* Start *
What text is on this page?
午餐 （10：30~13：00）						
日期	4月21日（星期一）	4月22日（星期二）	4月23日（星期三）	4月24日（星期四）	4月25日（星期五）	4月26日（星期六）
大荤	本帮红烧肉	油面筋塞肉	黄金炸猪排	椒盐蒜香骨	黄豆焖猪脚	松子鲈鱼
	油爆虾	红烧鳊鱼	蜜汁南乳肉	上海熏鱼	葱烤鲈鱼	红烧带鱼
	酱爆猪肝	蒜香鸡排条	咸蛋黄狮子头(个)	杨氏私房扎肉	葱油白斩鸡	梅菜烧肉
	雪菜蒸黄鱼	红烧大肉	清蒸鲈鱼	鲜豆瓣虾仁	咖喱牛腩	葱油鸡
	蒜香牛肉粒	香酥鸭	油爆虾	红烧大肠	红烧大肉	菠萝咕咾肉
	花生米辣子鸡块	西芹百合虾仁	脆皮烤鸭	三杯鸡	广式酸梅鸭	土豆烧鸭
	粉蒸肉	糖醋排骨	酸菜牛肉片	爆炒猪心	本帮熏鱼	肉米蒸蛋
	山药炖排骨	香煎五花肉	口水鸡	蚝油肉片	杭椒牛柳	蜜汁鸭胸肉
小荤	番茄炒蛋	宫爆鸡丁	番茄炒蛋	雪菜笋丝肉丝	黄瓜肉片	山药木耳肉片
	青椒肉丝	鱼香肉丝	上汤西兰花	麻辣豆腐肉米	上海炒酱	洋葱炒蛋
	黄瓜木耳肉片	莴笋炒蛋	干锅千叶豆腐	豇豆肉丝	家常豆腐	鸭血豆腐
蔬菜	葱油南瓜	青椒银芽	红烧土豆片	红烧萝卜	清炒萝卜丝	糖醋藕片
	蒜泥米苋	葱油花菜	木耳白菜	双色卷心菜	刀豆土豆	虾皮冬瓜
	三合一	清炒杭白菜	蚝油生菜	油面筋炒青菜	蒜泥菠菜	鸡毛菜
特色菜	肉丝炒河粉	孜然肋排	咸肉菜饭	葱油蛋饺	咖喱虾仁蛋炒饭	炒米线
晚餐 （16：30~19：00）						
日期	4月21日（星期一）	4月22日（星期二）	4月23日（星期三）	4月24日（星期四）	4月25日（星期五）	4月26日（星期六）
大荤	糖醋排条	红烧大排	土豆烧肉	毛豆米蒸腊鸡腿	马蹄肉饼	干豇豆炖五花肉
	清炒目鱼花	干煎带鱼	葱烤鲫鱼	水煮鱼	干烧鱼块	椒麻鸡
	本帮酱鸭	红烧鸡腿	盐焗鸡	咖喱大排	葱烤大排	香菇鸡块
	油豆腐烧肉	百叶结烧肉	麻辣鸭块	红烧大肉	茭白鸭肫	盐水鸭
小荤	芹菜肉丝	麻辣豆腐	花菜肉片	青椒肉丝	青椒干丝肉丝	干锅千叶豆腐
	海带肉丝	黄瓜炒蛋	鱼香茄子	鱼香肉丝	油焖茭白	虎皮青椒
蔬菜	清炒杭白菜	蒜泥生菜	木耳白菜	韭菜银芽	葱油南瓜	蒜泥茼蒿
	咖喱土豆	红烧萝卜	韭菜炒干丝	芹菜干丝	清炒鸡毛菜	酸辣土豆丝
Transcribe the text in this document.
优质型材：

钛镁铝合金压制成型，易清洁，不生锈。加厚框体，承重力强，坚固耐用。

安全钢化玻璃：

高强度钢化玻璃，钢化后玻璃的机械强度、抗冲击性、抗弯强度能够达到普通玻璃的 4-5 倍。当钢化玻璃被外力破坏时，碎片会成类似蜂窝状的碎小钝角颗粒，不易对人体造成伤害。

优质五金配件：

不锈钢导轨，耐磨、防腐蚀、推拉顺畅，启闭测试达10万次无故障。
* End *
(Do this):
The records above need to be transcribed in full. Keep every character unchanged.

(Response for this exercise):
What text is on this page?
午餐 （10：30~13：00）						
日期	4月21日（星期一）	4月22日（星期二）	4月23日（星期三）	4月24日（星期四）	4月25日（星期五）	4月26日（星期六）
大荤	本帮红烧肉	油面筋塞肉	黄金炸猪排	椒盐蒜香骨	黄豆焖猪脚	松子鲈鱼
	油爆虾	红烧鳊鱼	蜜汁南乳肉	上海熏鱼	葱烤鲈鱼	红烧带鱼
	酱爆猪肝	蒜香鸡排条	咸蛋黄狮子头(个)	杨氏私房扎肉	葱油白斩鸡	梅菜烧肉
	雪菜蒸黄鱼	红烧大肉	清蒸鲈鱼	鲜豆瓣虾仁	咖喱牛腩	葱油鸡
	蒜香牛肉粒	香酥鸭	油爆虾	红烧大肠	红烧大肉	菠萝咕咾肉
	花生米辣子鸡块	西芹百合虾仁	脆皮烤鸭	三杯鸡	广式酸梅鸭	土豆烧鸭
	粉蒸肉	糖醋排骨	酸菜牛肉片	爆炒猪心	本帮熏鱼	肉米蒸蛋
	山药炖排骨	香煎五花肉	口水鸡	蚝油肉片	杭椒牛柳	蜜汁鸭胸肉
小荤	番茄炒蛋	宫爆鸡丁	番茄炒蛋	雪菜笋丝肉丝	黄瓜肉片	山药木耳肉片
	青椒肉丝	鱼香肉丝	上汤西兰花	麻辣豆腐肉米	上海炒酱	洋葱炒蛋
	黄瓜木耳肉片	莴笋炒蛋	干锅千叶豆腐	豇豆肉丝	家常豆腐	鸭血豆腐
蔬菜	葱油南瓜	青椒银芽	红烧土豆片	红烧萝卜	清炒萝卜丝	糖醋藕片
	蒜泥米苋	葱油花菜	木耳白菜	双色卷心菜	刀豆土豆	虾皮冬瓜
	三合一	清炒杭白菜	蚝油生菜	油面筋炒青菜	蒜泥菠菜	鸡毛菜
特色菜	肉丝炒河粉	孜然肋排	咸肉菜饭	葱油蛋饺	咖喱虾仁蛋炒饭	炒米线
晚餐 （16：30~19：00）						
日期	4月21日（星期一）	4月22日（星期二）	4月23日（星期三）	4月24日（星期四）	4月25日（星期五）	4月26日（星期六）
大荤	糖醋排条	红烧大排	土豆烧肉	毛豆米蒸腊鸡腿	马蹄肉饼	干豇豆炖五花肉
	清炒目鱼花	干煎带鱼	葱烤鲫鱼	水煮鱼	干烧鱼块	椒麻鸡
	本帮酱鸭	红烧鸡腿	盐焗鸡	咖喱大排	葱烤大排	香菇鸡块
	油豆腐烧肉	百叶结烧肉	麻辣鸭块	红烧大肉	茭白鸭肫	盐水鸭
小荤	芹菜肉丝	麻辣豆腐	花菜肉片	青椒肉丝	青椒干丝肉丝	干锅千叶豆腐
	海带肉丝	黄瓜炒蛋	鱼香茄子	鱼香肉丝	油焖茭白	虎皮青椒
蔬菜	清炒杭白菜	蒜泥生菜	木耳白菜	韭菜银芽	葱油南瓜	蒜泥茼蒿
	咖喱土豆	红烧萝卜	韭菜炒干丝	芹菜干丝	清炒鸡毛菜	酸辣土豆丝
Transcribe the text in this document.
优质型材：

钛镁铝合金压制成型，易清洁，不生锈。加厚框体，承重力强，坚固耐用。

安全钢化玻璃：

高强度钢化玻璃，钢化后玻璃的机械强度、抗冲击性、抗弯强度能够达到普通玻璃的 4-5 倍。当钢化玻璃被外力破坏时，碎片会成类似蜂窝状的碎小钝角颗粒，不易对人体造成伤害。

优质五金配件：

不锈钢导轨，耐磨、防腐蚀、推拉顺畅，启闭测试达10万次无故障。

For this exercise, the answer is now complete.